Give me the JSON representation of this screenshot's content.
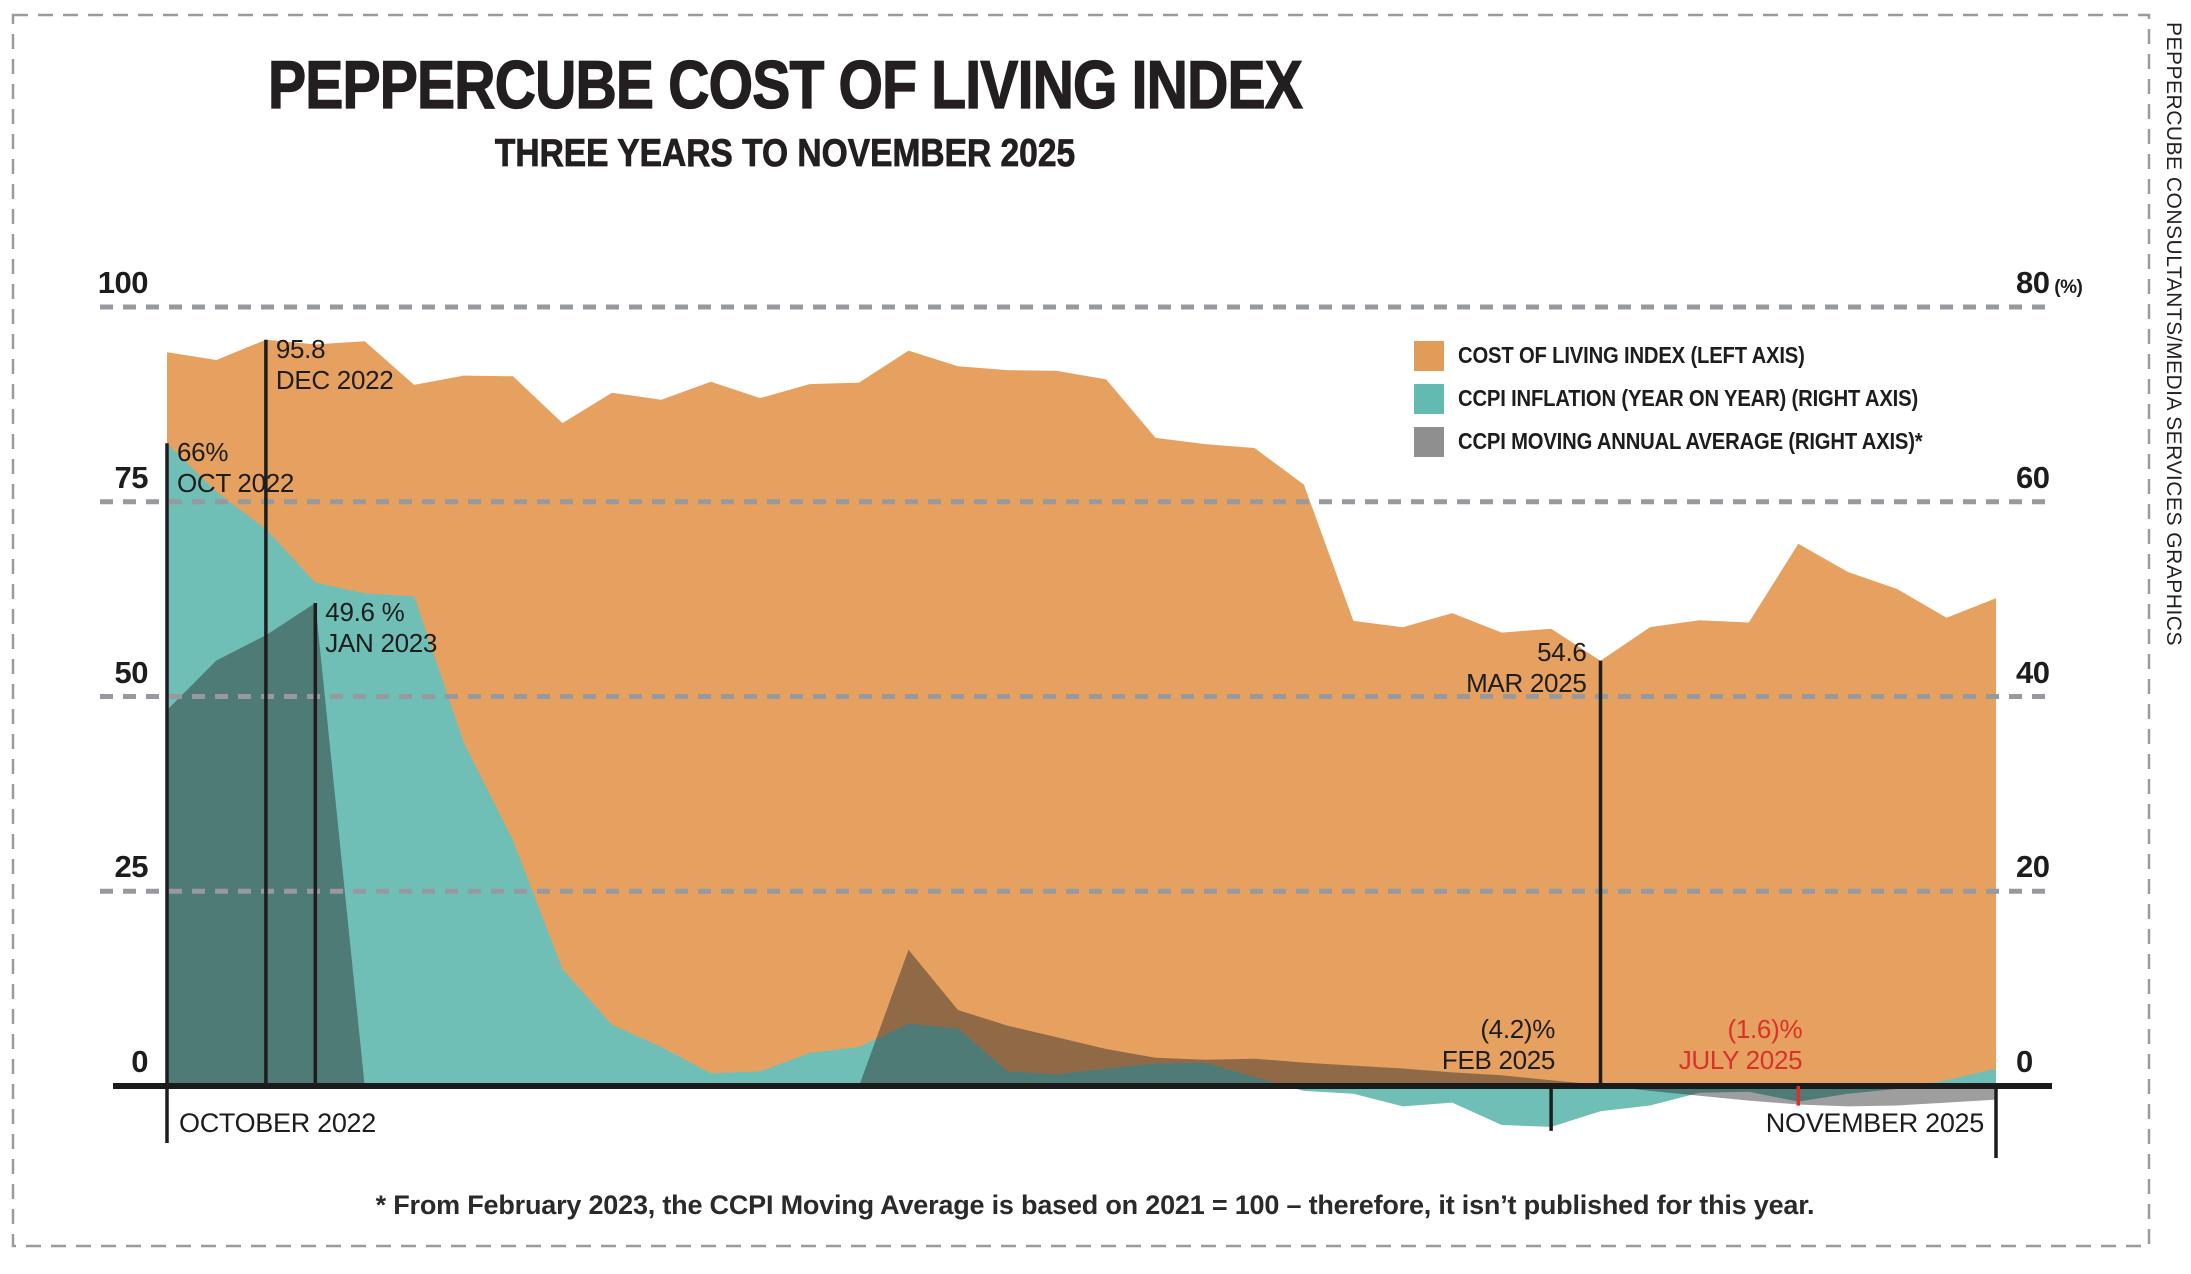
{
  "title": {
    "main": "PEPPERCUBE COST OF LIVING INDEX",
    "subtitle": "THREE YEARS TO NOVEMBER 2025"
  },
  "credit": "PEPPERCUBE CONSULTANTS/MEDIA SERVICES GRAPHICS",
  "footnote": "* From February 2023, the CCPI Moving Average is based on 2021 = 100 – therefore, it isn’t published for this year.",
  "legend": [
    {
      "label": "COST OF LIVING INDEX (LEFT AXIS)",
      "color": "#e29c5a"
    },
    {
      "label": "CCPI INFLATION (YEAR ON YEAR) (RIGHT AXIS)",
      "color": "#63bab0"
    },
    {
      "label": "CCPI MOVING ANNUAL AVERAGE (RIGHT AXIS)*",
      "color": "#8f8f8f"
    }
  ],
  "axes": {
    "left_ticks": [
      "100",
      "75",
      "50",
      "25",
      "0"
    ],
    "right_ticks": [
      "80",
      "60",
      "40",
      "20",
      "0"
    ],
    "right_unit": "(%)",
    "x_start_label": "OCTOBER 2022",
    "x_end_label": "NOVEMBER 2025"
  },
  "annotations": [
    {
      "value": "66%",
      "date": "OCT 2022",
      "month_index": 0,
      "series": "yoy",
      "side": "right",
      "color": "#1d1d1d",
      "line_extends_below_axis": true
    },
    {
      "value": "95.8",
      "date": "DEC 2022",
      "month_index": 2,
      "series": "coli",
      "side": "right",
      "color": "#1d1d1d"
    },
    {
      "value": "49.6 %",
      "date": "JAN 2023",
      "month_index": 3,
      "series": "avg",
      "side": "right",
      "color": "#1d1d1d"
    },
    {
      "value": "54.6",
      "date": "MAR 2025",
      "month_index": 29,
      "series": "coli",
      "side": "left",
      "color": "#1d1d1d"
    },
    {
      "value": "(4.2)%",
      "date": "FEB 2025",
      "month_index": 28,
      "series": "yoy",
      "side": "left",
      "color": "#1d1d1d"
    },
    {
      "value": "(1.6)%",
      "date": "JULY 2025",
      "month_index": 33,
      "series": "yoy",
      "side": "left",
      "color": "#d9312b"
    }
  ],
  "chart_data": {
    "type": "area",
    "title": "PEPPERCUBE COST OF LIVING INDEX",
    "subtitle": "THREE YEARS TO NOVEMBER 2025",
    "grid": "horizontal-dashed",
    "legend_position": "top-right",
    "left_axis": {
      "range": [
        0,
        100
      ],
      "ticks": [
        100,
        75,
        50,
        25,
        0
      ]
    },
    "right_axis": {
      "range": [
        0,
        80
      ],
      "ticks": [
        80,
        60,
        40,
        20,
        0
      ],
      "unit": "(%)"
    },
    "x": [
      "OCT 2022",
      "NOV 2022",
      "DEC 2022",
      "JAN 2023",
      "FEB 2023",
      "MAR 2023",
      "APR 2023",
      "MAY 2023",
      "JUN 2023",
      "JUL 2023",
      "AUG 2023",
      "SEP 2023",
      "OCT 2023",
      "NOV 2023",
      "DEC 2023",
      "JAN 2024",
      "FEB 2024",
      "MAR 2024",
      "APR 2024",
      "MAY 2024",
      "JUN 2024",
      "JUL 2024",
      "AUG 2024",
      "SEP 2024",
      "OCT 2024",
      "NOV 2024",
      "DEC 2024",
      "JAN 2025",
      "FEB 2025",
      "MAR 2025",
      "APR 2025",
      "MAY 2025",
      "JUN 2025",
      "JUL 2025",
      "AUG 2025",
      "SEP 2025",
      "OCT 2025",
      "NOV 2025"
    ],
    "series": [
      {
        "id": "coli",
        "name": "COST OF LIVING INDEX",
        "axis": "left",
        "color": "#e6a160",
        "values": [
          94.2,
          93.2,
          95.8,
          95.2,
          95.6,
          90.0,
          91.2,
          91.1,
          85.1,
          89.0,
          88.1,
          90.4,
          88.3,
          90.1,
          90.3,
          94.4,
          92.4,
          91.9,
          91.8,
          90.7,
          83.2,
          82.4,
          81.9,
          77.2,
          59.7,
          58.9,
          60.7,
          58.2,
          58.7,
          54.6,
          58.9,
          59.8,
          59.5,
          69.6,
          66.0,
          63.8,
          60.1,
          62.6
        ]
      },
      {
        "id": "yoy",
        "name": "CCPI INFLATION (YEAR ON YEAR)",
        "axis": "right",
        "color": "#6fbfb6",
        "values": [
          66.0,
          61.0,
          57.2,
          51.7,
          50.6,
          50.3,
          35.3,
          25.2,
          12.0,
          6.3,
          4.0,
          1.3,
          1.5,
          3.4,
          4.0,
          6.4,
          5.9,
          1.5,
          1.2,
          1.8,
          2.3,
          2.4,
          0.9,
          -0.5,
          -0.8,
          -2.1,
          -1.7,
          -4.0,
          -4.2,
          -2.6,
          -2.0,
          -0.7,
          -0.6,
          -1.6,
          -0.8,
          -0.3,
          0.6,
          1.8
        ]
      },
      {
        "id": "avg",
        "name": "CCPI MOVING ANNUAL AVERAGE",
        "axis": "right",
        "color": "#8f8f8f",
        "render_color": "rgba(40,40,40,0.45)",
        "values": [
          38.6,
          43.7,
          46.3,
          49.6,
          0,
          null,
          null,
          null,
          null,
          null,
          null,
          null,
          null,
          null,
          0,
          14.0,
          7.8,
          6.2,
          5.0,
          3.8,
          2.9,
          2.7,
          2.8,
          2.4,
          2.1,
          1.8,
          1.4,
          1.1,
          0.6,
          0.1,
          -0.5,
          -1.0,
          -1.5,
          -1.9,
          -2.1,
          -2.0,
          -1.7,
          -1.4
        ]
      }
    ]
  }
}
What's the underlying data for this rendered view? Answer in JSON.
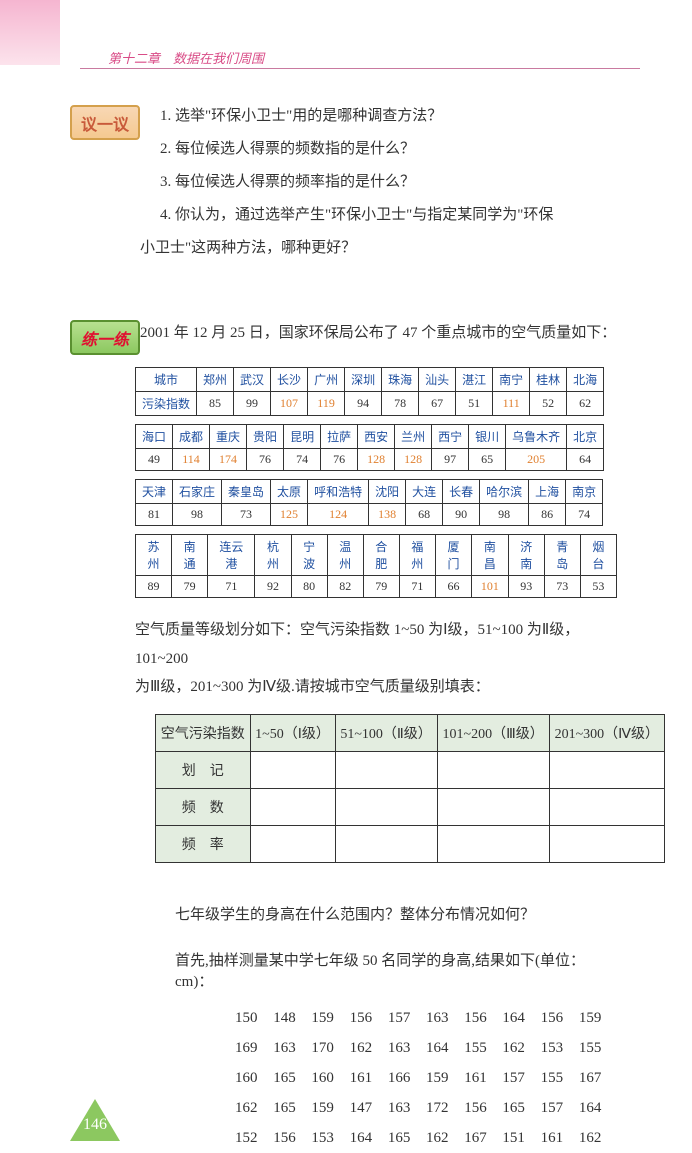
{
  "header": {
    "chapter": "第十二章　数据在我们周围"
  },
  "badges": {
    "discuss": "议一议",
    "practice": "练一练"
  },
  "questions": {
    "q1": "1. 选举\"环保小卫士\"用的是哪种调查方法？",
    "q2": "2. 每位候选人得票的频数指的是什么？",
    "q3": "3. 每位候选人得票的频率指的是什么？",
    "q4a": "4. 你认为，通过选举产生\"环保小卫士\"与指定某同学为\"环保",
    "q4b": "小卫士\"这两种方法，哪种更好？"
  },
  "intro": "2001 年 12 月 25 日，国家环保局公布了 47 个重点城市的空气质量如下：",
  "row_labels": {
    "city": "城市",
    "index": "污染指数"
  },
  "table1": {
    "cities": [
      "郑州",
      "武汉",
      "长沙",
      "广州",
      "深圳",
      "珠海",
      "汕头",
      "湛江",
      "南宁",
      "桂林",
      "北海"
    ],
    "values": [
      "85",
      "99",
      "107",
      "119",
      "94",
      "78",
      "67",
      "51",
      "111",
      "52",
      "62"
    ]
  },
  "table2": {
    "cities": [
      "海口",
      "成都",
      "重庆",
      "贵阳",
      "昆明",
      "拉萨",
      "西安",
      "兰州",
      "西宁",
      "银川",
      "乌鲁木齐",
      "北京"
    ],
    "values": [
      "49",
      "114",
      "174",
      "76",
      "74",
      "76",
      "128",
      "128",
      "97",
      "65",
      "205",
      "64"
    ]
  },
  "table3": {
    "cities": [
      "天津",
      "石家庄",
      "秦皇岛",
      "太原",
      "呼和浩特",
      "沈阳",
      "大连",
      "长春",
      "哈尔滨",
      "上海",
      "南京"
    ],
    "values": [
      "81",
      "98",
      "73",
      "125",
      "124",
      "138",
      "68",
      "90",
      "98",
      "86",
      "74"
    ]
  },
  "table4": {
    "cities": [
      "苏州",
      "南通",
      "连云港",
      "杭州",
      "宁波",
      "温州",
      "合肥",
      "福州",
      "厦门",
      "南昌",
      "济南",
      "青岛",
      "烟台"
    ],
    "values": [
      "89",
      "79",
      "71",
      "92",
      "80",
      "82",
      "79",
      "71",
      "66",
      "101",
      "93",
      "73",
      "53"
    ]
  },
  "orange_values": [
    "107",
    "119",
    "111",
    "114",
    "174",
    "128",
    "128",
    "205",
    "125",
    "124",
    "138",
    "101"
  ],
  "level_text1": "空气质量等级划分如下：空气污染指数 1~50 为Ⅰ级，51~100 为Ⅱ级，101~200",
  "level_text2": "为Ⅲ级，201~300 为Ⅳ级.请按城市空气质量级别填表：",
  "level_table": {
    "headers": [
      "空气污染指数",
      "1~50（Ⅰ级）",
      "51~100（Ⅱ级）",
      "101~200（Ⅲ级）",
      "201~300（Ⅳ级）"
    ],
    "rows": [
      "划　记",
      "频　数",
      "频　率"
    ]
  },
  "section_q": "七年级学生的身高在什么范围内？整体分布情况如何？",
  "height_intro": "首先,抽样测量某中学七年级 50 名同学的身高,结果如下(单位：cm)：",
  "heights": [
    [
      "150",
      "148",
      "159",
      "156",
      "157",
      "163",
      "156",
      "164",
      "156",
      "159"
    ],
    [
      "169",
      "163",
      "170",
      "162",
      "163",
      "164",
      "155",
      "162",
      "153",
      "155"
    ],
    [
      "160",
      "165",
      "160",
      "161",
      "166",
      "159",
      "161",
      "157",
      "155",
      "167"
    ],
    [
      "162",
      "165",
      "159",
      "147",
      "163",
      "172",
      "156",
      "165",
      "157",
      "164"
    ],
    [
      "152",
      "156",
      "153",
      "164",
      "165",
      "162",
      "167",
      "151",
      "161",
      "162"
    ]
  ],
  "page_number": "146"
}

# # # # # # #

Exercise details
Show, from the listing above, each line that contains the word "环保小卫士".

Task response
    "q1": "1. 选举\"环保小卫士\"用的是哪种调查方法？",
    "q4a": "4. 你认为，通过选举产生\"环保小卫士\"与指定某同学为\"环保",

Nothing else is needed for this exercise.